Entries shown:
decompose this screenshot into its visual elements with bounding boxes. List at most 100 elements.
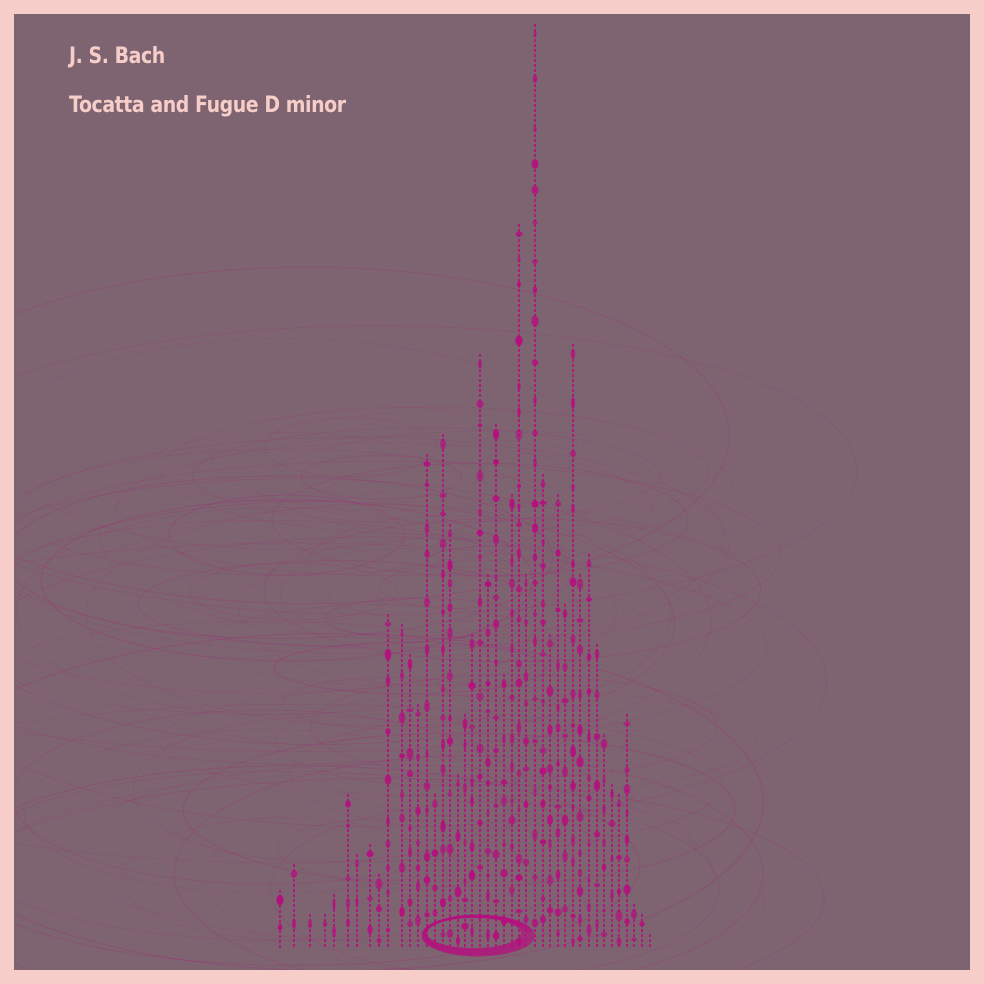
note-dot xyxy=(531,185,539,195)
note-dot xyxy=(416,880,420,892)
note-dot xyxy=(386,889,390,896)
orbit-ring xyxy=(14,460,782,649)
note-dot xyxy=(517,483,521,489)
note-dot xyxy=(492,899,500,904)
orbit-ring xyxy=(14,475,553,639)
note-dot xyxy=(516,616,522,623)
note-dot xyxy=(533,635,537,648)
note-dot xyxy=(424,644,430,656)
note-dot xyxy=(493,747,499,754)
note-dot xyxy=(385,728,391,735)
note-dot xyxy=(541,539,545,545)
orbit-ring xyxy=(293,471,587,559)
note-dot xyxy=(616,800,622,808)
note-dot xyxy=(432,885,438,891)
note-dot xyxy=(439,492,447,498)
note-dot xyxy=(540,619,546,626)
note-dot xyxy=(531,159,539,169)
note-dot xyxy=(277,923,283,931)
note-dot xyxy=(593,733,601,741)
note-dot xyxy=(570,781,576,791)
note-dot xyxy=(440,715,446,721)
note-dot xyxy=(508,816,516,825)
note-dot xyxy=(517,281,521,288)
note-dot xyxy=(386,816,390,827)
note-dot xyxy=(623,722,631,726)
note-dot xyxy=(501,679,507,689)
note-dot xyxy=(478,508,482,517)
note-dot xyxy=(578,690,582,700)
note-dot xyxy=(623,856,631,863)
note-dot xyxy=(586,652,592,662)
note-dot xyxy=(600,739,608,749)
note-dot xyxy=(556,660,560,671)
orbit-ring xyxy=(290,718,649,830)
note-dot xyxy=(523,671,529,682)
note-dot xyxy=(586,924,592,936)
note-dot xyxy=(571,938,575,945)
note-dot xyxy=(555,723,561,733)
note-dot xyxy=(455,831,461,842)
note-dot xyxy=(515,660,523,668)
note-dot xyxy=(500,796,508,806)
note-dot xyxy=(510,609,514,618)
note-dot xyxy=(625,808,629,818)
note-dot xyxy=(407,658,413,670)
note-dot xyxy=(441,645,445,654)
note-dot xyxy=(546,640,554,648)
orbit-ring xyxy=(14,770,599,941)
note-dot xyxy=(367,924,373,935)
note-dot xyxy=(571,484,575,492)
note-dot xyxy=(602,776,606,785)
orbit-ring xyxy=(263,417,437,478)
note-dot xyxy=(384,648,392,661)
note-dot xyxy=(367,896,373,901)
note-dot xyxy=(571,559,575,569)
note-dot xyxy=(576,618,584,623)
note-dot xyxy=(502,841,506,848)
note-dot xyxy=(594,690,600,700)
note-dot xyxy=(494,575,498,580)
note-dot xyxy=(478,359,482,369)
note-dot xyxy=(624,835,630,845)
note-dot xyxy=(616,937,622,947)
note-dot xyxy=(424,482,430,488)
note-dot xyxy=(602,803,606,814)
note-dot xyxy=(554,804,562,809)
orbit-ring xyxy=(14,778,825,970)
note-dot xyxy=(415,914,421,926)
orbit-ring xyxy=(17,448,555,576)
orbit-ring xyxy=(34,501,808,753)
note-dot xyxy=(492,850,500,860)
note-dot xyxy=(322,921,328,927)
note-dot xyxy=(517,807,521,812)
note-dot xyxy=(555,827,561,839)
note-dot xyxy=(639,921,645,927)
note-dot xyxy=(461,897,469,903)
note-dot xyxy=(463,740,467,750)
note-dot xyxy=(594,648,600,660)
note-dot xyxy=(577,724,583,736)
note-dot xyxy=(546,906,554,914)
note-dot xyxy=(399,906,405,917)
orbit-ring xyxy=(310,674,718,779)
note-dot xyxy=(432,909,438,917)
note-dot xyxy=(432,799,438,809)
note-dot xyxy=(332,926,336,938)
note-dot xyxy=(510,761,514,773)
note-dot xyxy=(571,503,575,514)
note-dot xyxy=(523,737,529,746)
note-dot xyxy=(408,846,412,858)
note-dot xyxy=(570,834,576,846)
note-dot xyxy=(577,936,583,942)
note-dot xyxy=(424,550,430,558)
note-dot xyxy=(515,231,523,237)
note-dot xyxy=(486,808,490,816)
note-dot xyxy=(586,560,592,568)
note-dot xyxy=(593,780,601,791)
note-dot xyxy=(439,844,447,855)
note-dot xyxy=(562,765,568,778)
note-dot xyxy=(571,856,575,868)
note-dot xyxy=(578,914,582,925)
note-dot xyxy=(539,839,547,845)
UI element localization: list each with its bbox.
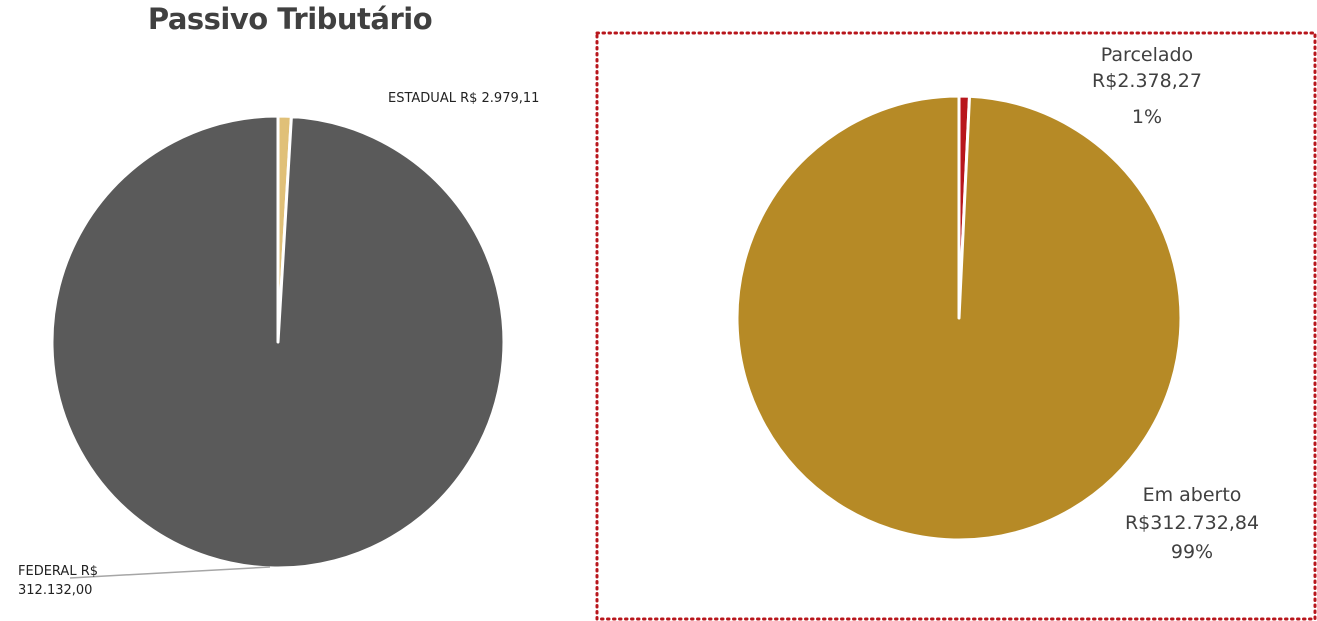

Short problem: Reproduce the whole listing above line for line, without the pictures.

Exercise solution:
decompose this screenshot into its visual elements with bounding boxes. List at most 100 elements.
note-dot xyxy=(531,185,539,195)
note-dot xyxy=(416,880,420,892)
note-dot xyxy=(386,889,390,896)
orbit-ring xyxy=(14,460,782,649)
note-dot xyxy=(517,483,521,489)
note-dot xyxy=(492,899,500,904)
orbit-ring xyxy=(14,475,553,639)
note-dot xyxy=(516,616,522,623)
note-dot xyxy=(533,635,537,648)
note-dot xyxy=(424,644,430,656)
note-dot xyxy=(493,747,499,754)
note-dot xyxy=(385,728,391,735)
note-dot xyxy=(541,539,545,545)
orbit-ring xyxy=(293,471,587,559)
note-dot xyxy=(616,800,622,808)
note-dot xyxy=(432,885,438,891)
note-dot xyxy=(439,492,447,498)
note-dot xyxy=(540,619,546,626)
note-dot xyxy=(531,159,539,169)
note-dot xyxy=(277,923,283,931)
note-dot xyxy=(593,733,601,741)
note-dot xyxy=(570,781,576,791)
note-dot xyxy=(440,715,446,721)
note-dot xyxy=(508,816,516,825)
note-dot xyxy=(517,281,521,288)
note-dot xyxy=(386,816,390,827)
note-dot xyxy=(623,722,631,726)
note-dot xyxy=(501,679,507,689)
note-dot xyxy=(478,508,482,517)
note-dot xyxy=(578,690,582,700)
note-dot xyxy=(623,856,631,863)
note-dot xyxy=(586,652,592,662)
note-dot xyxy=(600,739,608,749)
note-dot xyxy=(556,660,560,671)
orbit-ring xyxy=(290,718,649,830)
note-dot xyxy=(523,671,529,682)
note-dot xyxy=(586,924,592,936)
note-dot xyxy=(571,938,575,945)
note-dot xyxy=(555,723,561,733)
note-dot xyxy=(455,831,461,842)
note-dot xyxy=(515,660,523,668)
note-dot xyxy=(500,796,508,806)
note-dot xyxy=(510,609,514,618)
note-dot xyxy=(625,808,629,818)
note-dot xyxy=(407,658,413,670)
note-dot xyxy=(441,645,445,654)
note-dot xyxy=(546,640,554,648)
orbit-ring xyxy=(14,770,599,941)
note-dot xyxy=(367,924,373,935)
note-dot xyxy=(571,484,575,492)
note-dot xyxy=(602,776,606,785)
orbit-ring xyxy=(263,417,437,478)
note-dot xyxy=(384,648,392,661)
note-dot xyxy=(367,896,373,901)
note-dot xyxy=(571,559,575,569)
note-dot xyxy=(576,618,584,623)
note-dot xyxy=(502,841,506,848)
note-dot xyxy=(594,690,600,700)
note-dot xyxy=(494,575,498,580)
note-dot xyxy=(478,359,482,369)
note-dot xyxy=(624,835,630,845)
note-dot xyxy=(616,937,622,947)
note-dot xyxy=(424,482,430,488)
note-dot xyxy=(602,803,606,814)
note-dot xyxy=(554,804,562,809)
orbit-ring xyxy=(14,778,825,970)
note-dot xyxy=(415,914,421,926)
orbit-ring xyxy=(17,448,555,576)
orbit-ring xyxy=(34,501,808,753)
note-dot xyxy=(492,850,500,860)
note-dot xyxy=(322,921,328,927)
note-dot xyxy=(517,807,521,812)
note-dot xyxy=(555,827,561,839)
note-dot xyxy=(639,921,645,927)
note-dot xyxy=(461,897,469,903)
note-dot xyxy=(463,740,467,750)
note-dot xyxy=(594,648,600,660)
note-dot xyxy=(577,724,583,736)
note-dot xyxy=(546,906,554,914)
note-dot xyxy=(399,906,405,917)
orbit-ring xyxy=(310,674,718,779)
note-dot xyxy=(432,909,438,917)
note-dot xyxy=(432,799,438,809)
note-dot xyxy=(332,926,336,938)
note-dot xyxy=(510,761,514,773)
note-dot xyxy=(571,503,575,514)
note-dot xyxy=(523,737,529,746)
note-dot xyxy=(408,846,412,858)
note-dot xyxy=(570,834,576,846)
note-dot xyxy=(577,936,583,942)
note-dot xyxy=(424,550,430,558)
note-dot xyxy=(515,231,523,237)
note-dot xyxy=(486,808,490,816)
note-dot xyxy=(586,560,592,568)
note-dot xyxy=(593,780,601,791)
note-dot xyxy=(439,844,447,855)
note-dot xyxy=(562,765,568,778)
note-dot xyxy=(571,856,575,868)
note-dot xyxy=(578,914,582,925)
note-dot xyxy=(539,839,547,845)
UI element localization: list each with its bbox.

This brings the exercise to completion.